Directions for this task:
In the prospectus summary, who manages the company's investment activities, and who supervises them?
++++ Text shown ++++
This summary highlights some of the information in this prospectus supplement and the accompanying prospectus. It is not complete and may not contain all of the information that you may want to consider before deciding to invest in the Notes. You should read carefully the more detailed information set forth under “Risk Factors” and the other information included or incorporated by reference in this prospectus supplement and the accompanying prospectus and the documents to which we have referred. Throughout this prospectus, we refer to Newtek Business Services Corp., its consolidated subsidiaries and its predecessor, Newtek Business Services, Inc., as the “Company,” “we,” “us,” “our,” and “Newtek.”

Our Business

We are an internally managed non-diversified closed-end management investment company that has elected to be regulated as a BDC under the 1940 Act. Additionally, we have elected to be treated as a regulated investment company (a “RIC”) under Subchapter M of the Internal Revenue Code of 1986, as amended (the “Code”) for U.S. federal income tax purposes, beginning with our 2015 tax year. Our investment activities are managed by our executive officers and supervised by our board of directors (the “Board”).
++++ Stored data ++++
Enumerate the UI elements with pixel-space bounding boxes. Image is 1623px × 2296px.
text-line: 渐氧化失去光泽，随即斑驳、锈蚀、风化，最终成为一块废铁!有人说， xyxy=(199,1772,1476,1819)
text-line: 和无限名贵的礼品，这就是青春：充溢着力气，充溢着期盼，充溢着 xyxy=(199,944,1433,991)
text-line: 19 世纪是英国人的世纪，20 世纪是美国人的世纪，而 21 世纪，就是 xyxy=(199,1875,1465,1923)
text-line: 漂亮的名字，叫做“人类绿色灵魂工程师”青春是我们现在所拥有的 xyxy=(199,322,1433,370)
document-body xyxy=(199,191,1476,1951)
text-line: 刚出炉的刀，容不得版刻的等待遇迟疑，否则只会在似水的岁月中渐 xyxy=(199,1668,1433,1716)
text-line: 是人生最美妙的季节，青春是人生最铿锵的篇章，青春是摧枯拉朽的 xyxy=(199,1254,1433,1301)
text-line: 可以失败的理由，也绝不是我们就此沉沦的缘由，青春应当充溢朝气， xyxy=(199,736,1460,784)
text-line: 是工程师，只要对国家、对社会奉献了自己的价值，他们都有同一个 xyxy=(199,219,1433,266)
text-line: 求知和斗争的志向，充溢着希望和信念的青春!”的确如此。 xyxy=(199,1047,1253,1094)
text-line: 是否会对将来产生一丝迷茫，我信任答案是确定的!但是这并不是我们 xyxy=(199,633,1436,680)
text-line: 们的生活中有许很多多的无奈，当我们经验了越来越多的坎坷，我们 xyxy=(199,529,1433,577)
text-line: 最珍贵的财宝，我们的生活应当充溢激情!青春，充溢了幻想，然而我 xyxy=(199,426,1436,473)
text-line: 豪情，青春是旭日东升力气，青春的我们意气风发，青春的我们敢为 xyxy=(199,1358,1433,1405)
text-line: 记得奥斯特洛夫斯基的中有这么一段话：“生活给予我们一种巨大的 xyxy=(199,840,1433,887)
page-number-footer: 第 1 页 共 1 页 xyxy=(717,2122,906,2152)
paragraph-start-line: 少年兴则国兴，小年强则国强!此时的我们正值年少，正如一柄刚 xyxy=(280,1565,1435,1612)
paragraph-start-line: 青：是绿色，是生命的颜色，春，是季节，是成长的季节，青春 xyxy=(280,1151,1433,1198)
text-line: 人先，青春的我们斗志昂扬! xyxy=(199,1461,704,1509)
++++
Result of the task:
Its executive officers manage them, and its board of directors supervises them.